§ **AIM**
Provide an exact transcription of all the records.

──────── DATASET RECORDS

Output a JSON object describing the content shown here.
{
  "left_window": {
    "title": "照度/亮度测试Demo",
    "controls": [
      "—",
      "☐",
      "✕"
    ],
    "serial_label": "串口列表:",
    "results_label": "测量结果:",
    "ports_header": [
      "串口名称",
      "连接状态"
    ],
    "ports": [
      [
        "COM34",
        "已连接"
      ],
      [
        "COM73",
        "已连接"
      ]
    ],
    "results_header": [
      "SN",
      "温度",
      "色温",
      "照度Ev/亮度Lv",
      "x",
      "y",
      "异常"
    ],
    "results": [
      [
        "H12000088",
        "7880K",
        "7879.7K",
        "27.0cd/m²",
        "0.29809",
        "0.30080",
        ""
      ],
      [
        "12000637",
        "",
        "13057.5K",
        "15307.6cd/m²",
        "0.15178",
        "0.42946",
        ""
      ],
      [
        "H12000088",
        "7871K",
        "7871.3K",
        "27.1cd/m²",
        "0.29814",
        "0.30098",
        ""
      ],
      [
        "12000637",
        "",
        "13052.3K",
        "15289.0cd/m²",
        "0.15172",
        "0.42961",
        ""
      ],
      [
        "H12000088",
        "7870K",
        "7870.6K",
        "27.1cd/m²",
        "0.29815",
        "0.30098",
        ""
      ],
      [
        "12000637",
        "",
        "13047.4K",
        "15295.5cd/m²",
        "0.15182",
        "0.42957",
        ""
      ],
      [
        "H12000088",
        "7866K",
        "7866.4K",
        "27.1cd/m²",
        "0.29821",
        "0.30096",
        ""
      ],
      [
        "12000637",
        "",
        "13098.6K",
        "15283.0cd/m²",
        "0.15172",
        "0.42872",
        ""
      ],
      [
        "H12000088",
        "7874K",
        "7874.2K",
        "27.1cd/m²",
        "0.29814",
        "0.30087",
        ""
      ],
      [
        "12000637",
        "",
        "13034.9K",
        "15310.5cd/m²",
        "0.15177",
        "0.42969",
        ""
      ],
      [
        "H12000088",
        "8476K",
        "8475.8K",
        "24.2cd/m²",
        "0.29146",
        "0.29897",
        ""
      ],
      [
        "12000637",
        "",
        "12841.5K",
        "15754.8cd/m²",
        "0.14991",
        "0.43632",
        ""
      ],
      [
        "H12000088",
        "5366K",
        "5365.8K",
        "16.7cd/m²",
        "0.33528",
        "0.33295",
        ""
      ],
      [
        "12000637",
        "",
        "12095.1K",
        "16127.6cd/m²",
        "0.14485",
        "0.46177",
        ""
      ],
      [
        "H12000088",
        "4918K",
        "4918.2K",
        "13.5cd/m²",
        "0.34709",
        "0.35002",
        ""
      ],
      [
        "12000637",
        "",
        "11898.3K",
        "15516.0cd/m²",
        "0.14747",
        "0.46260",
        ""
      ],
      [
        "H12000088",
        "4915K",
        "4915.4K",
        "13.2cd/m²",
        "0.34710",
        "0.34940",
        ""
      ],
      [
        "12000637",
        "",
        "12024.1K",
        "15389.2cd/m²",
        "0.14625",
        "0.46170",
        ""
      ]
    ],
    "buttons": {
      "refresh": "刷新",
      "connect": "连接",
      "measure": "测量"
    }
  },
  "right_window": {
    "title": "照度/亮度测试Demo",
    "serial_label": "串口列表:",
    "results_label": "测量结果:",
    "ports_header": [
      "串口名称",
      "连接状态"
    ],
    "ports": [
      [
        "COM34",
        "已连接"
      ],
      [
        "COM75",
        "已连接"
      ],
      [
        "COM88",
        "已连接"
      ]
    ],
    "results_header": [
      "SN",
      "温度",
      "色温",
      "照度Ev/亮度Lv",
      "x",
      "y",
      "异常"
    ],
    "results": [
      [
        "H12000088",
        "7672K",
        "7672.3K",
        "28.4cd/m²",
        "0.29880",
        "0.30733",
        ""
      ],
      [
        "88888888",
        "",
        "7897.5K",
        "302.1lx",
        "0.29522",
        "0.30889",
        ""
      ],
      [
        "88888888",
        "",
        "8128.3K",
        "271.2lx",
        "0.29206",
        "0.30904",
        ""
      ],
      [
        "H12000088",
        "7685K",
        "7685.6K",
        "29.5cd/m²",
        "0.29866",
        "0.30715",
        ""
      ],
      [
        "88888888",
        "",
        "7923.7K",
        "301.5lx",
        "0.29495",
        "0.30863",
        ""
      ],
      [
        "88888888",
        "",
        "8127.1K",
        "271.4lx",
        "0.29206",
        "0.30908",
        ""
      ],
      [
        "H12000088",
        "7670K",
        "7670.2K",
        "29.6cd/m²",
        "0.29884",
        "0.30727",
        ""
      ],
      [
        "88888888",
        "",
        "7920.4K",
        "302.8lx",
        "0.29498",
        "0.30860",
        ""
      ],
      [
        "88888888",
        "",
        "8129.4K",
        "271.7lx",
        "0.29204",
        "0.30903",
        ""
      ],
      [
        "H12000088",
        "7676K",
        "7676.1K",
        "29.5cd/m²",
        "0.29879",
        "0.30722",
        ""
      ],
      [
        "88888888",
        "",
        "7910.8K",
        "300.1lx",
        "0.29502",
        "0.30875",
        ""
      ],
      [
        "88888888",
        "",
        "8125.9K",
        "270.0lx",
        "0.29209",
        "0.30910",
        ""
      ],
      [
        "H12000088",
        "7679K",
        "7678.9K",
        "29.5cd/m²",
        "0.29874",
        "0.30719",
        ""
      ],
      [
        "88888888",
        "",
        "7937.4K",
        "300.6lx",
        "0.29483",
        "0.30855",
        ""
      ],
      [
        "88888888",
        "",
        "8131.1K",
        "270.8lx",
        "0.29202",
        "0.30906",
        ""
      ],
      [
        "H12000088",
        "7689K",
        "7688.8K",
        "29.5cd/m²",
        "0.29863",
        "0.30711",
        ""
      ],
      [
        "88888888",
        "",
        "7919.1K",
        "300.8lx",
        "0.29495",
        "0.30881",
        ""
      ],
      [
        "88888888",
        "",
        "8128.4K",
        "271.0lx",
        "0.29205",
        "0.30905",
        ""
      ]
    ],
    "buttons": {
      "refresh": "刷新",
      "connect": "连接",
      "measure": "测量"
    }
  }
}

────────────────

§ **PROBLEM SOLUTION**
Output a JSON object describing the content shown here.
{
  "left_window": {
    "title": "照度/亮度测试Demo",
    "controls": [
      "—",
      "☐",
      "✕"
    ],
    "serial_label": "串口列表:",
    "results_label": "测量结果:",
    "ports_header": [
      "串口名称",
      "连接状态"
    ],
    "ports": [
      [
        "COM34",
        "已连接"
      ],
      [
        "COM73",
        "已连接"
      ]
    ],
    "results_header": [
      "SN",
      "温度",
      "色温",
      "照度Ev/亮度Lv",
      "x",
      "y",
      "异常"
    ],
    "results": [
      [
        "H12000088",
        "7880K",
        "7879.7K",
        "27.0cd/m²",
        "0.29809",
        "0.30080",
        ""
      ],
      [
        "12000637",
        "",
        "13057.5K",
        "15307.6cd/m²",
        "0.15178",
        "0.42946",
        ""
      ],
      [
        "H12000088",
        "7871K",
        "7871.3K",
        "27.1cd/m²",
        "0.29814",
        "0.30098",
        ""
      ],
      [
        "12000637",
        "",
        "13052.3K",
        "15289.0cd/m²",
        "0.15172",
        "0.42961",
        ""
      ],
      [
        "H12000088",
        "7870K",
        "7870.6K",
        "27.1cd/m²",
        "0.29815",
        "0.30098",
        ""
      ],
      [
        "12000637",
        "",
        "13047.4K",
        "15295.5cd/m²",
        "0.15182",
        "0.42957",
        ""
      ],
      [
        "H12000088",
        "7866K",
        "7866.4K",
        "27.1cd/m²",
        "0.29821",
        "0.30096",
        ""
      ],
      [
        "12000637",
        "",
        "13098.6K",
        "15283.0cd/m²",
        "0.15172",
        "0.42872",
        ""
      ],
      [
        "H12000088",
        "7874K",
        "7874.2K",
        "27.1cd/m²",
        "0.29814",
        "0.30087",
        ""
      ],
      [
        "12000637",
        "",
        "13034.9K",
        "15310.5cd/m²",
        "0.15177",
        "0.42969",
        ""
      ],
      [
        "H12000088",
        "8476K",
        "8475.8K",
        "24.2cd/m²",
        "0.29146",
        "0.29897",
        ""
      ],
      [
        "12000637",
        "",
        "12841.5K",
        "15754.8cd/m²",
        "0.14991",
        "0.43632",
        ""
      ],
      [
        "H12000088",
        "5366K",
        "5365.8K",
        "16.7cd/m²",
        "0.33528",
        "0.33295",
        ""
      ],
      [
        "12000637",
        "",
        "12095.1K",
        "16127.6cd/m²",
        "0.14485",
        "0.46177",
        ""
      ],
      [
        "H12000088",
        "4918K",
        "4918.2K",
        "13.5cd/m²",
        "0.34709",
        "0.35002",
        ""
      ],
      [
        "12000637",
        "",
        "11898.3K",
        "15516.0cd/m²",
        "0.14747",
        "0.46260",
        ""
      ],
      [
        "H12000088",
        "4915K",
        "4915.4K",
        "13.2cd/m²",
        "0.34710",
        "0.34940",
        ""
      ],
      [
        "12000637",
        "",
        "12024.1K",
        "15389.2cd/m²",
        "0.14625",
        "0.46170",
        ""
      ]
    ],
    "buttons": {
      "refresh": "刷新",
      "connect": "连接",
      "measure": "测量"
    }
  },
  "right_window": {
    "title": "照度/亮度测试Demo",
    "serial_label": "串口列表:",
    "results_label": "测量结果:",
    "ports_header": [
      "串口名称",
      "连接状态"
    ],
    "ports": [
      [
        "COM34",
        "已连接"
      ],
      [
        "COM75",
        "已连接"
      ],
      [
        "COM88",
        "已连接"
      ]
    ],
    "results_header": [
      "SN",
      "温度",
      "色温",
      "照度Ev/亮度Lv",
      "x",
      "y",
      "异常"
    ],
    "results": [
      [
        "H12000088",
        "7672K",
        "7672.3K",
        "28.4cd/m²",
        "0.29880",
        "0.30733",
        ""
      ],
      [
        "88888888",
        "",
        "7897.5K",
        "302.1lx",
        "0.29522",
        "0.30889",
        ""
      ],
      [
        "88888888",
        "",
        "8128.3K",
        "271.2lx",
        "0.29206",
        "0.30904",
        ""
      ],
      [
        "H12000088",
        "7685K",
        "7685.6K",
        "29.5cd/m²",
        "0.29866",
        "0.30715",
        ""
      ],
      [
        "88888888",
        "",
        "7923.7K",
        "301.5lx",
        "0.29495",
        "0.30863",
        ""
      ],
      [
        "88888888",
        "",
        "8127.1K",
        "271.4lx",
        "0.29206",
        "0.30908",
        ""
      ],
      [
        "H12000088",
        "7670K",
        "7670.2K",
        "29.6cd/m²",
        "0.29884",
        "0.30727",
        ""
      ],
      [
        "88888888",
        "",
        "7920.4K",
        "302.8lx",
        "0.29498",
        "0.30860",
        ""
      ],
      [
        "88888888",
        "",
        "8129.4K",
        "271.7lx",
        "0.29204",
        "0.30903",
        ""
      ],
      [
        "H12000088",
        "7676K",
        "7676.1K",
        "29.5cd/m²",
        "0.29879",
        "0.30722",
        ""
      ],
      [
        "88888888",
        "",
        "7910.8K",
        "300.1lx",
        "0.29502",
        "0.30875",
        ""
      ],
      [
        "88888888",
        "",
        "8125.9K",
        "270.0lx",
        "0.29209",
        "0.30910",
        ""
      ],
      [
        "H12000088",
        "7679K",
        "7678.9K",
        "29.5cd/m²",
        "0.29874",
        "0.30719",
        ""
      ],
      [
        "88888888",
        "",
        "7937.4K",
        "300.6lx",
        "0.29483",
        "0.30855",
        ""
      ],
      [
        "88888888",
        "",
        "8131.1K",
        "270.8lx",
        "0.29202",
        "0.30906",
        ""
      ],
      [
        "H12000088",
        "7689K",
        "7688.8K",
        "29.5cd/m²",
        "0.29863",
        "0.30711",
        ""
      ],
      [
        "88888888",
        "",
        "7919.1K",
        "300.8lx",
        "0.29495",
        "0.30881",
        ""
      ],
      [
        "88888888",
        "",
        "8128.4K",
        "271.0lx",
        "0.29205",
        "0.30905",
        ""
      ]
    ],
    "buttons": {
      "refresh": "刷新",
      "connect": "连接",
      "measure": "测量"
    }
  }
}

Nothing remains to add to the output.